Extracted data entries:
····················
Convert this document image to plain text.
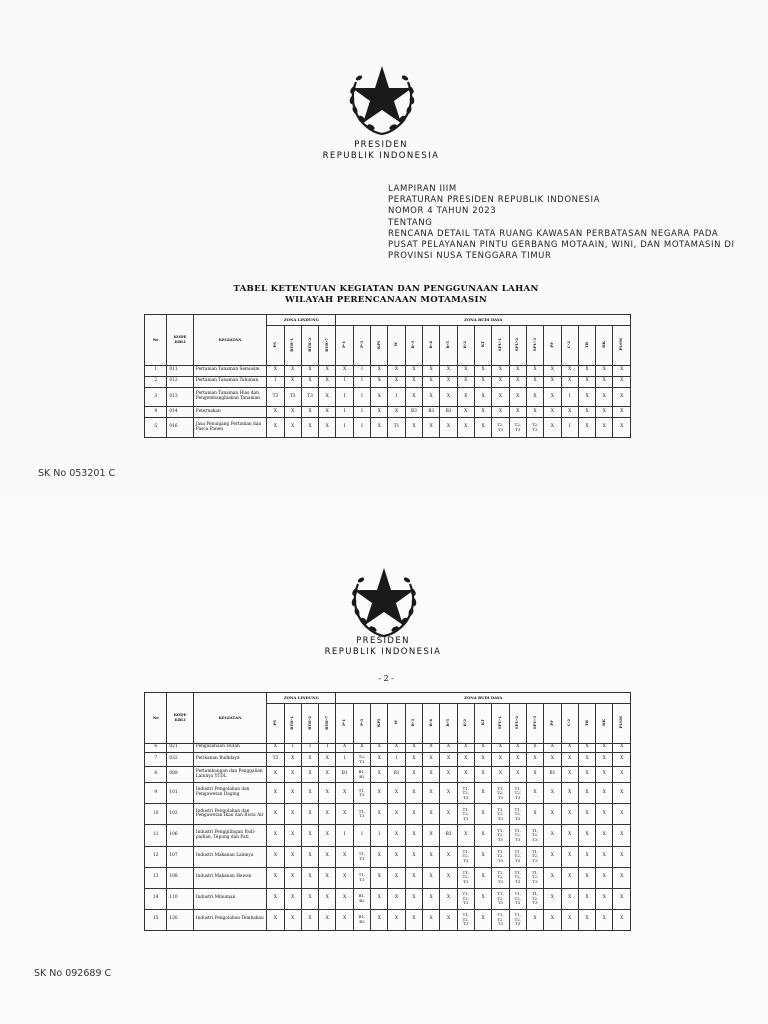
PRESIDEN
REPUBLIK INDONESIA
LAMPIRAN IIIM
PERATURAN PRESIDEN REPUBLIK INDONESIA
NOMOR 4 TAHUN 2023
TENTANG
RENCANA DETAIL TATA RUANG KAWASAN PERBATASAN NEGARA PADA
PUSAT PELAYANAN PINTU GERBANG MOTAAIN, WINI, DAN MOTAMASIN DI
PROVINSI NUSA TENGGARA TIMUR
TABEL KETENTUAN KEGIATAN DAN PENGGUNAAN LAHAN
WILAYAH PERENCANAAN MOTAMASIN
No	KODE KBLI	KEGIATAN	ZONA LINDUNG				ZONA BUDI DAYA																
			PS	RTH-1	RTH-2	RTH-7	P-1	P-3	KPI	W	R-3	R-4	R-5	K-2	KT	SPU-1	SPU-2	SPU-3	PF	C-2	TR	HK	PLSM
1	011	Pertanian Tanaman Semusim	X	X	X	X	X	I	X	X	X	X	X	X	X	X	X	X	X	X	X	X	X
2	012	Pertanian Tanaman Tahunan	I	X	X	X	I	I	X	X	X	X	X	X	X	X	X	X	X	X	X	X	X
3	013	Pertanian Tanaman Hias dan Pengembangbiakan Tanaman	T3	T3	T3	X	I	I	X	I	X	X	X	X	X	X	X	X	X	I	X	X	X
4	014	Peternakan	X	X	X	X	I	I	X	X	B3	B3	B3	X	X	X	X	X	X	X	X	X	X
5	016	Jasa Penunjang Pertanian dan Pasca Panen	X	X	X	X	I	I	X	T1	X	X	X	X	X	T2,
T3	T2,
T3	T2,
T3	X	I	X	X	X
SK No 053201 C
PRESIDEN
REPUBLIK INDONESIA
- 2 -
No	KODE KBLI	KEGIATAN	ZONA LINDUNG				ZONA BUDI DAYA																
			PS	RTH-1	RTH-2	RTH-7	P-1	P-3	KPI	W	R-3	R-4	R-5	K-2	KT	SPU-1	SPU-2	SPU-3	PF	C-2	TR	HK	PLSM
6	021	Pengusahaan Hutan	X	I	I	I	X	X	X	X	X	X	X	X	X	X	X	X	X	X	X	X	X
7	032	Perikanan Budidaya	T3	X	X	X	I	T2,
T3	X	I	X	X	X	X	X	X	X	X	X	X	X	X	X
8	089	Pertambangan dan Penggalian Lainnya YTDL	X	X	X	X	B1	B1,
B2	X	B1	X	X	X	X	X	X	X	X	B1	X	X	X	X
9	101	Industri Pengolahan dan Pengawetan Daging	X	X	X	X	X	T1,
T3	X	X	X	X	X	T1,
T2,
T3	X	T1,
T2,
T3	T1,
T2,
T3	X	X	X	X	X	X
10	102	Industri Pengolahan dan Pengawetan Ikan dan Biota Air	X	X	X	X	X	T1,
T3	X	X	X	X	X	T1,
T2,
T3	X	T1,
T2,
T3	T1,
T2,
T3	X	X	X	X	X	X
11	106	Industri Penggilingan Padi-padian, Tepung dan Pati	X	X	X	X	I	I	I	X	X	X	B3	X	X	T1,
T2,
T3	T1,
T2,
T3	T1,
T2,
T3	X	X	X	X	X
12	107	Industri Makanan Lainnya	X	X	X	X	X	T1,
T3	X	X	X	X	X	T1,
T2,
T3	X	T1,
T2,
T3	T1,
T2,
T3	T1,
T2,
T3	X	X	X	X	X
13	108	Industri Makanan Hewan	X	X	X	X	X	T1,
T3	X	X	X	X	X	T1,
T2,
T3	X	T1,
T2,
T3	T1,
T2,
T3	T1,
T2,
T3	X	X	X	X	X
14	110	Industri Minuman	X	X	X	X	X	B1,
B2	X	X	X	X	X	T1,
T2,
T3	X	T1,
T2,
T3	T1,
T2,
T3	T1,
T2,
T3	X	X	X	X	X
15	120	Industri Pengolahan Tembakau	X	X	X	X	X	B1,
B2	X	X	X	X	X	T1,
T2,
T3	X	T1,
T2,
T3	T1,
T2,
T3	X	X	X	X	X	X
SK No 092689 C
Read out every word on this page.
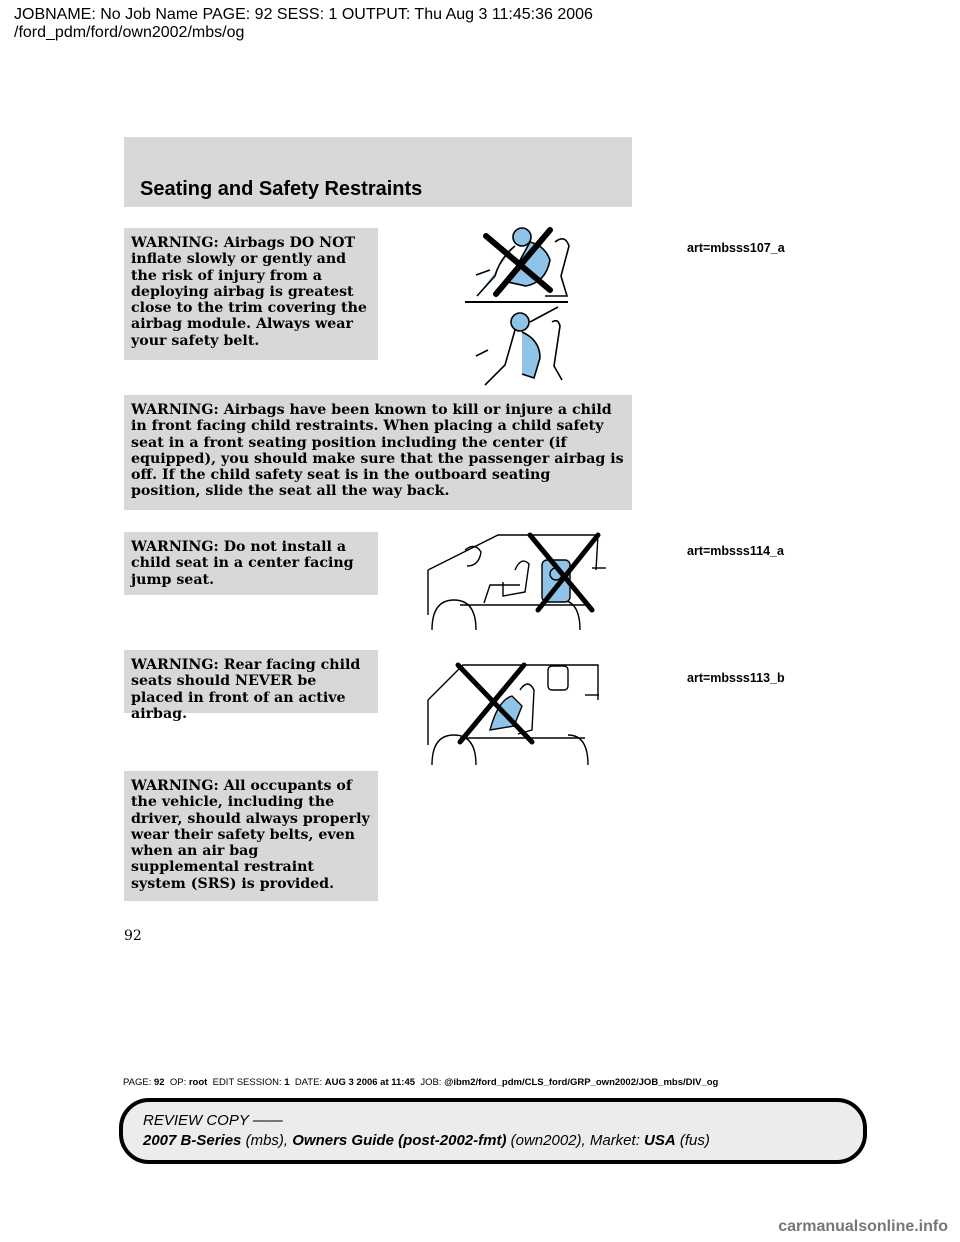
JOBNAME: No Job Name PAGE: 92 SESS: 1 OUTPUT: Thu Aug 3 11:45:36 2006
/ford_pdm/ford/own2002/mbs/og
Seating and Safety Restraints
WARNING: Airbags DO NOT inflate slowly or gently and the risk of injury from a deploying airbag is greatest close to the trim covering the airbag module. Always wear your safety belt.
WARNING: Airbags have been known to kill or injure a child in front facing child restraints. When placing a child safety seat in a front seating position including the center (if equipped), you should make sure that the passenger airbag is off. If the child safety seat is in the outboard seating position, slide the seat all the way back.
WARNING: Do not install a child seat in a center facing jump seat.
WARNING: Rear facing child seats should NEVER be placed in front of an active airbag.
WARNING: All occupants of the vehicle, including the driver, should always properly wear their safety belts, even when an air bag supplemental restraint system (SRS) is provided.
art=mbsss107_a
art=mbsss114_a
art=mbsss113_b
92
PAGE: 92 OP: root EDIT SESSION: 1 DATE: AUG 3 2006 at 11:45 JOB: @ibm2/ford_pdm/CLS_ford/GRP_own2002/JOB_mbs/DIV_og
REVIEW COPY ——
2007 B-Series (mbs), Owners Guide (post-2002-fmt) (own2002), Market: USA (fus)
carmanualsonline.info
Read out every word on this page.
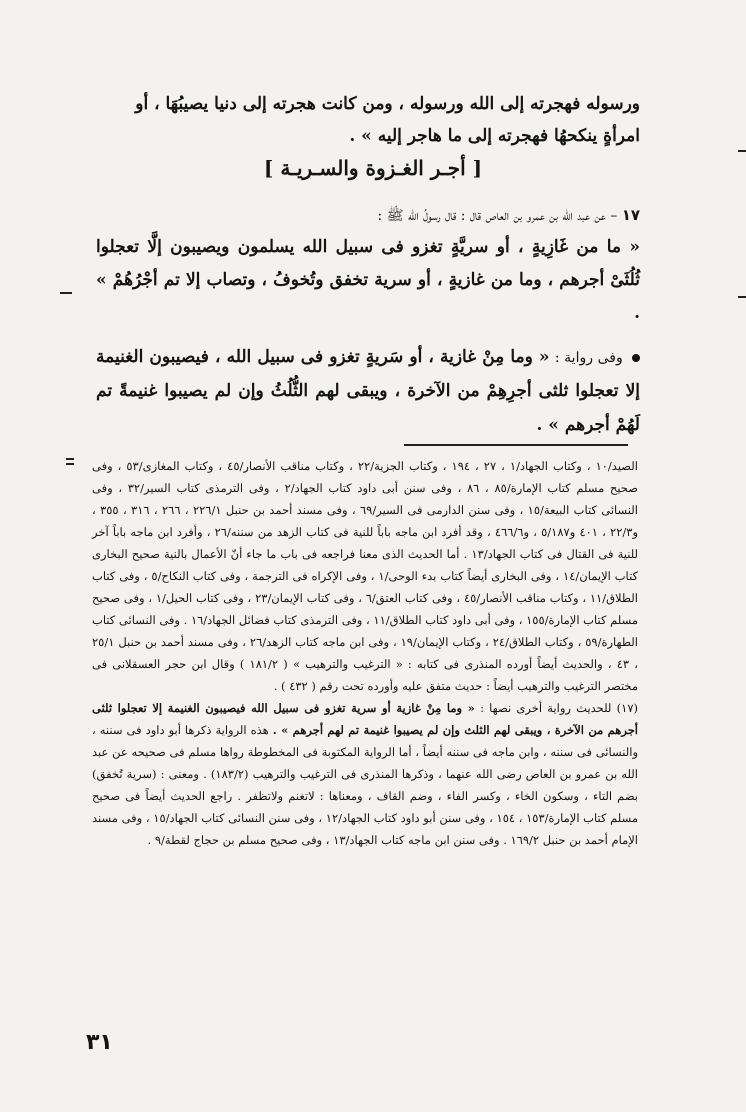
ورسوله فهجرته إلى الله ورسوله ، ومن كانت هجرته إلى دنيا يصيبُهَا ، أو
امرأةٍ ينكحهُا فهجرته إلى ما هاجر إليه » .
[ أجـر الغـزوة والسـريـة ]
١٧ – عن عبد الله بن عمرو بن العاص قال : قال رسولُ الله ﷺ :
« ما من غَازِيةٍ ، أو سريَّةٍ تغزو فى سبيل الله يسلمون ويصيبون إلَّا تعجلوا ثُلُثَىْ أجرهم ، وما من غازيةٍ ، أو سرية تخفق وتُخوفُ ، وتصاب إلا تم أجْرُهُمْ » .
وفى رواية : « وما مِنْ غازية ، أو سَريةٍ تغزو فى سبيل الله ، فيصيبون الغنيمة إلا تعجلوا ثلثى أجرِهِمْ من الآخرة ، ويبقى لهم الثُّلُثُ وإن لم يصيبوا غنيمةً تم لَهُمْ أجرهم » .

الصيد/١٠ ، وكتاب الجهاد/١ ، ٢٧ ، ١٩٤ ، وكتاب الجزية/٢٢ ، وكتاب مناقب الأنصار/٤٥ ، وكتاب المغازى/٥٣ ، وفى صحيح مسلم كتاب الإمارة/٨٥ ، ٨٦ ، وفى سنن أبى داود كتاب الجهاد/٢ ، وفى الترمذى كتاب السير/٣٢ ، وفى النسائى كتاب البيعة/١٥ ، وفى سنن الدارمى فى السير/٦٩ ، وفى مسند أحمد بن حنبل ٢٢٦/١ ، ٢٦٦ ، ٣١٦ ، ٣٥٥ ، و٢٢/٣ ، ٤٠١ و٥/١٨٧ ، و٤٦٦/٦ ، وقد أفرد ابن ماجه باباً للنية فى كتاب الزهد من سننه/٢٦ ، وأفرد ابن ماجه باباً آخر للنية فى القتال فى كتاب الجهاد/١٣ . أما الحديث الذى معنا فراجعه فى باب ما جاء أنّ الأعمال بالنية صحيح البخارى كتاب الإيمان/١٤ ، وفى البخارى أيضاً كتاب بدء الوحى/١ ، وفى الإكراه فى الترجمة ، وفى كتاب النكاح/٥ ، وفى كتاب الطلاق/١١ ، وكتاب مناقب الأنصار/٤٥ ، وفى كتاب العتق/٦ ، وفى كتاب الإيمان/٢٣ ، وفى كتاب الحيل/١ ، وفى صحيح مسلم كتاب الإمارة/١٥٥ ، وفى أبى داود كتاب الطلاق/١١ ، وفى الترمذى كتاب فضائل الجهاد/١٦ . وفى النسائى كتاب الطهارة/٥٩ ، وكتاب الطلاق/٢٤ ، وكتاب الإيمان/١٩ ، وفى ابن ماجه كتاب الزهد/٢٦ ، وفى مسند أحمد بن حنبل ٢٥/١ ، ٤٣ ، والحديث أيضاً أورده المنذرى فى كتابه : « الترغيب والترهيب » ( ١٨١/٢ ) وقال ابن حجر العسقلانى فى مختصر الترغيب والترهيب أيضاً : حديث متفق عليه وأورده تحت رقم ( ٤٣٢ ) .

(١٧) للحديث رواية أخرى نصها : « وما مِنْ غازية أو سرية تغزو فى سبيل الله فيصيبون الغنيمة إلا تعجلوا ثلثى أجرهم من الآخرة ، ويبقى لهم الثلث وإن لم يصيبوا غنيمة تم لهم أجرهم » . هذه الرواية ذكرها أبو داود فى سننه ، والنسائى فى سننه ، وابن ماجه فى سننه أيضاً ، أما الرواية المكتوبة فى المخطوطة رواها مسلم فى صحيحه عن عبد الله بن عمرو بن العاص رضى الله عنهما ، وذكرها المنذرى فى الترغيب والترهيب (١٨٣/٢) . ومعنى : (سرية تُخفق) بضم التاء ، وسكون الخاء ، وكسر الفاء ، وضم القاف ، ومعناها : لاتغنم ولاتظفر . راجع الحديث أيضاً فى صحيح مسلم كتاب الإمارة/١٥٣ ، ١٥٤ ، وفى سنن أبو داود كتاب الجهاد/١٢ ، وفى سنن النسائى كتاب الجهاد/١٥ ، وفى مسند الإمام أحمد بن حنبل ١٦٩/٢ . وفى سنن ابن ماجه كتاب الجهاد/١٣ ، وفى صحيح مسلم بن حجاج لقطة/٩ .

٣١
····················
Your task — Looking at the entries above, state how many lines contain "فهجرته"; give the number alone.

Response — 2